TASK GOAL
Below is the data. Give it again, complete and exact.

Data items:

- - - - - - -

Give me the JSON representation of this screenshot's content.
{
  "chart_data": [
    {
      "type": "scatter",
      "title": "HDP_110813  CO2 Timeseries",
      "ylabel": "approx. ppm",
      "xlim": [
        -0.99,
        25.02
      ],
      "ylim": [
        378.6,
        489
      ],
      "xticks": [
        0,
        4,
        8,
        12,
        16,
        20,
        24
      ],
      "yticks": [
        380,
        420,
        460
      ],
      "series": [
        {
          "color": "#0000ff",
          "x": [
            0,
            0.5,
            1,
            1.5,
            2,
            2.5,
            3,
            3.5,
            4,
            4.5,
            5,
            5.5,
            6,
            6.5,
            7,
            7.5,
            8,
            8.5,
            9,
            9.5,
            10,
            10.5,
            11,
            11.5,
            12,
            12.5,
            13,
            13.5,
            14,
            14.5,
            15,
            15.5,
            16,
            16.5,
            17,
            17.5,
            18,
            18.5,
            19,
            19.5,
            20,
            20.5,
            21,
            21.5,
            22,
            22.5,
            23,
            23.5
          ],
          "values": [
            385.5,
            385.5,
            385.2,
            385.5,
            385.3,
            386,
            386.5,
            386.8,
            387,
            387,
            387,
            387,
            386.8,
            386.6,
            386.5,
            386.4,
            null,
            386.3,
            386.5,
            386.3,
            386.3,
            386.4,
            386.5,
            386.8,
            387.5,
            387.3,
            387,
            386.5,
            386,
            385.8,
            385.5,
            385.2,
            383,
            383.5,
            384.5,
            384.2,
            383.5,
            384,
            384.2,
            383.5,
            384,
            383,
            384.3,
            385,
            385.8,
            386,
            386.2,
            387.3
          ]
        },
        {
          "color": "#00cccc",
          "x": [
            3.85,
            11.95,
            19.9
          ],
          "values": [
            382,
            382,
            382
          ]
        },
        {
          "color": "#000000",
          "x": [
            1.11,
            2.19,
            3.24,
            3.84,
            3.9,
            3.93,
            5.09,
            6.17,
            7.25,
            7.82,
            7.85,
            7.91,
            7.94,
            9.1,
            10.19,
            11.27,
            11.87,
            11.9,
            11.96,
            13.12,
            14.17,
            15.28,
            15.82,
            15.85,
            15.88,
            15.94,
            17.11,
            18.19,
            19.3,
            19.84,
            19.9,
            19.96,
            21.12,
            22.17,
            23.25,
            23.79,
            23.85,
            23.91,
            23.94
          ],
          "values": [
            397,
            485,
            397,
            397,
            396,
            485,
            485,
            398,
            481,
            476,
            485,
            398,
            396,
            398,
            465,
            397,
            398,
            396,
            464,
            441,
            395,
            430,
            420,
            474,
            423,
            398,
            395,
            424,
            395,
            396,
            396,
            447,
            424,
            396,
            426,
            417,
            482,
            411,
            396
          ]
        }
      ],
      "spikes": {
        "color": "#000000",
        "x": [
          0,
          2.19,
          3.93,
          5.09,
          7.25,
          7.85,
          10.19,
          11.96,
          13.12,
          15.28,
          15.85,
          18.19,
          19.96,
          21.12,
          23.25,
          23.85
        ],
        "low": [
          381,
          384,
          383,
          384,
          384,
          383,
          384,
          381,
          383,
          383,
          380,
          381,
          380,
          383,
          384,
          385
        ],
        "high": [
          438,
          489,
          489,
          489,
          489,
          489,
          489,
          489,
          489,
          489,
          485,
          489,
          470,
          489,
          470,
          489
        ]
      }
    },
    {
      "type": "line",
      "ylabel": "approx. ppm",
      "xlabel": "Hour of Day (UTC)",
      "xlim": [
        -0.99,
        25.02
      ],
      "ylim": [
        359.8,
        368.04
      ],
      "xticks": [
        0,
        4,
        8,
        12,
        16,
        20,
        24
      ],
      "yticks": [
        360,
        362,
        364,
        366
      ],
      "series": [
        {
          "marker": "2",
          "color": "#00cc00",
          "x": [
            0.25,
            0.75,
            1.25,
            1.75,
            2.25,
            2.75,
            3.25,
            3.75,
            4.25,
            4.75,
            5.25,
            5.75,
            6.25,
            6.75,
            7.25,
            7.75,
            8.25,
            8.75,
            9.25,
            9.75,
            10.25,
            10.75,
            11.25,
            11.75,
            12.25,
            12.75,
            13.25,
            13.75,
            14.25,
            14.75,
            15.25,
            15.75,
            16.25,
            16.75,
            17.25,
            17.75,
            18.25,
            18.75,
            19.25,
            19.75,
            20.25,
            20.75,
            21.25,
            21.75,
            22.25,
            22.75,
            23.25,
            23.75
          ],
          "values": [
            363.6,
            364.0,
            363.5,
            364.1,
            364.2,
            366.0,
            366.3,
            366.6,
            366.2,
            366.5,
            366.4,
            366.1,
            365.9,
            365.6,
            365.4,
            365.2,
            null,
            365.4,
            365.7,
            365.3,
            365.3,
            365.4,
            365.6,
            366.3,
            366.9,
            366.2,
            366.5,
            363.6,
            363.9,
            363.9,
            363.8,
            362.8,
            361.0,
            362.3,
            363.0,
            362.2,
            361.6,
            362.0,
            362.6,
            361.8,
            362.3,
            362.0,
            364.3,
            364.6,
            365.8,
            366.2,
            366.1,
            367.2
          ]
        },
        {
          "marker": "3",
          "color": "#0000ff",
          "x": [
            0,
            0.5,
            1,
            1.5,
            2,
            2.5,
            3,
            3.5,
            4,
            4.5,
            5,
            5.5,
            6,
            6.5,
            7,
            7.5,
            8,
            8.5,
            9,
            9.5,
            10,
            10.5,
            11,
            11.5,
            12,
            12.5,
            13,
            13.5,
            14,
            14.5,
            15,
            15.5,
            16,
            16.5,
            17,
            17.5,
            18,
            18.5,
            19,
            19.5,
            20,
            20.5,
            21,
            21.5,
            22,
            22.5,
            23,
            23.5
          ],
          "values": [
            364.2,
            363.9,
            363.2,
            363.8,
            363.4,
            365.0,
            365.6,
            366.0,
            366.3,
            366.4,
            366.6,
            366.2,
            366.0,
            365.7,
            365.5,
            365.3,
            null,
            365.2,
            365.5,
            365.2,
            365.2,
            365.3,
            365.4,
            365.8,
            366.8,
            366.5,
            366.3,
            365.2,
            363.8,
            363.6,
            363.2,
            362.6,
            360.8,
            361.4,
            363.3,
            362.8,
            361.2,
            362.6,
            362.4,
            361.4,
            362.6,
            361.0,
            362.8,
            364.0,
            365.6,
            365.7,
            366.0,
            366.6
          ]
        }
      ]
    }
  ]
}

- - - - - - -

ANSWER IN FULL
Give me the JSON representation of this screenshot's content.
{
  "chart_data": [
    {
      "type": "scatter",
      "title": "HDP_110813  CO2 Timeseries",
      "ylabel": "approx. ppm",
      "xlim": [
        -0.99,
        25.02
      ],
      "ylim": [
        378.6,
        489
      ],
      "xticks": [
        0,
        4,
        8,
        12,
        16,
        20,
        24
      ],
      "yticks": [
        380,
        420,
        460
      ],
      "series": [
        {
          "color": "#0000ff",
          "x": [
            0,
            0.5,
            1,
            1.5,
            2,
            2.5,
            3,
            3.5,
            4,
            4.5,
            5,
            5.5,
            6,
            6.5,
            7,
            7.5,
            8,
            8.5,
            9,
            9.5,
            10,
            10.5,
            11,
            11.5,
            12,
            12.5,
            13,
            13.5,
            14,
            14.5,
            15,
            15.5,
            16,
            16.5,
            17,
            17.5,
            18,
            18.5,
            19,
            19.5,
            20,
            20.5,
            21,
            21.5,
            22,
            22.5,
            23,
            23.5
          ],
          "values": [
            385.5,
            385.5,
            385.2,
            385.5,
            385.3,
            386,
            386.5,
            386.8,
            387,
            387,
            387,
            387,
            386.8,
            386.6,
            386.5,
            386.4,
            null,
            386.3,
            386.5,
            386.3,
            386.3,
            386.4,
            386.5,
            386.8,
            387.5,
            387.3,
            387,
            386.5,
            386,
            385.8,
            385.5,
            385.2,
            383,
            383.5,
            384.5,
            384.2,
            383.5,
            384,
            384.2,
            383.5,
            384,
            383,
            384.3,
            385,
            385.8,
            386,
            386.2,
            387.3
          ]
        },
        {
          "color": "#00cccc",
          "x": [
            3.85,
            11.95,
            19.9
          ],
          "values": [
            382,
            382,
            382
          ]
        },
        {
          "color": "#000000",
          "x": [
            1.11,
            2.19,
            3.24,
            3.84,
            3.9,
            3.93,
            5.09,
            6.17,
            7.25,
            7.82,
            7.85,
            7.91,
            7.94,
            9.1,
            10.19,
            11.27,
            11.87,
            11.9,
            11.96,
            13.12,
            14.17,
            15.28,
            15.82,
            15.85,
            15.88,
            15.94,
            17.11,
            18.19,
            19.3,
            19.84,
            19.9,
            19.96,
            21.12,
            22.17,
            23.25,
            23.79,
            23.85,
            23.91,
            23.94
          ],
          "values": [
            397,
            485,
            397,
            397,
            396,
            485,
            485,
            398,
            481,
            476,
            485,
            398,
            396,
            398,
            465,
            397,
            398,
            396,
            464,
            441,
            395,
            430,
            420,
            474,
            423,
            398,
            395,
            424,
            395,
            396,
            396,
            447,
            424,
            396,
            426,
            417,
            482,
            411,
            396
          ]
        }
      ],
      "spikes": {
        "color": "#000000",
        "x": [
          0,
          2.19,
          3.93,
          5.09,
          7.25,
          7.85,
          10.19,
          11.96,
          13.12,
          15.28,
          15.85,
          18.19,
          19.96,
          21.12,
          23.25,
          23.85
        ],
        "low": [
          381,
          384,
          383,
          384,
          384,
          383,
          384,
          381,
          383,
          383,
          380,
          381,
          380,
          383,
          384,
          385
        ],
        "high": [
          438,
          489,
          489,
          489,
          489,
          489,
          489,
          489,
          489,
          489,
          485,
          489,
          470,
          489,
          470,
          489
        ]
      }
    },
    {
      "type": "line",
      "ylabel": "approx. ppm",
      "xlabel": "Hour of Day (UTC)",
      "xlim": [
        -0.99,
        25.02
      ],
      "ylim": [
        359.8,
        368.04
      ],
      "xticks": [
        0,
        4,
        8,
        12,
        16,
        20,
        24
      ],
      "yticks": [
        360,
        362,
        364,
        366
      ],
      "series": [
        {
          "marker": "2",
          "color": "#00cc00",
          "x": [
            0.25,
            0.75,
            1.25,
            1.75,
            2.25,
            2.75,
            3.25,
            3.75,
            4.25,
            4.75,
            5.25,
            5.75,
            6.25,
            6.75,
            7.25,
            7.75,
            8.25,
            8.75,
            9.25,
            9.75,
            10.25,
            10.75,
            11.25,
            11.75,
            12.25,
            12.75,
            13.25,
            13.75,
            14.25,
            14.75,
            15.25,
            15.75,
            16.25,
            16.75,
            17.25,
            17.75,
            18.25,
            18.75,
            19.25,
            19.75,
            20.25,
            20.75,
            21.25,
            21.75,
            22.25,
            22.75,
            23.25,
            23.75
          ],
          "values": [
            363.6,
            364.0,
            363.5,
            364.1,
            364.2,
            366.0,
            366.3,
            366.6,
            366.2,
            366.5,
            366.4,
            366.1,
            365.9,
            365.6,
            365.4,
            365.2,
            null,
            365.4,
            365.7,
            365.3,
            365.3,
            365.4,
            365.6,
            366.3,
            366.9,
            366.2,
            366.5,
            363.6,
            363.9,
            363.9,
            363.8,
            362.8,
            361.0,
            362.3,
            363.0,
            362.2,
            361.6,
            362.0,
            362.6,
            361.8,
            362.3,
            362.0,
            364.3,
            364.6,
            365.8,
            366.2,
            366.1,
            367.2
          ]
        },
        {
          "marker": "3",
          "color": "#0000ff",
          "x": [
            0,
            0.5,
            1,
            1.5,
            2,
            2.5,
            3,
            3.5,
            4,
            4.5,
            5,
            5.5,
            6,
            6.5,
            7,
            7.5,
            8,
            8.5,
            9,
            9.5,
            10,
            10.5,
            11,
            11.5,
            12,
            12.5,
            13,
            13.5,
            14,
            14.5,
            15,
            15.5,
            16,
            16.5,
            17,
            17.5,
            18,
            18.5,
            19,
            19.5,
            20,
            20.5,
            21,
            21.5,
            22,
            22.5,
            23,
            23.5
          ],
          "values": [
            364.2,
            363.9,
            363.2,
            363.8,
            363.4,
            365.0,
            365.6,
            366.0,
            366.3,
            366.4,
            366.6,
            366.2,
            366.0,
            365.7,
            365.5,
            365.3,
            null,
            365.2,
            365.5,
            365.2,
            365.2,
            365.3,
            365.4,
            365.8,
            366.8,
            366.5,
            366.3,
            365.2,
            363.8,
            363.6,
            363.2,
            362.6,
            360.8,
            361.4,
            363.3,
            362.8,
            361.2,
            362.6,
            362.4,
            361.4,
            362.6,
            361.0,
            362.8,
            364.0,
            365.6,
            365.7,
            366.0,
            366.6
          ]
        }
      ]
    }
  ]
}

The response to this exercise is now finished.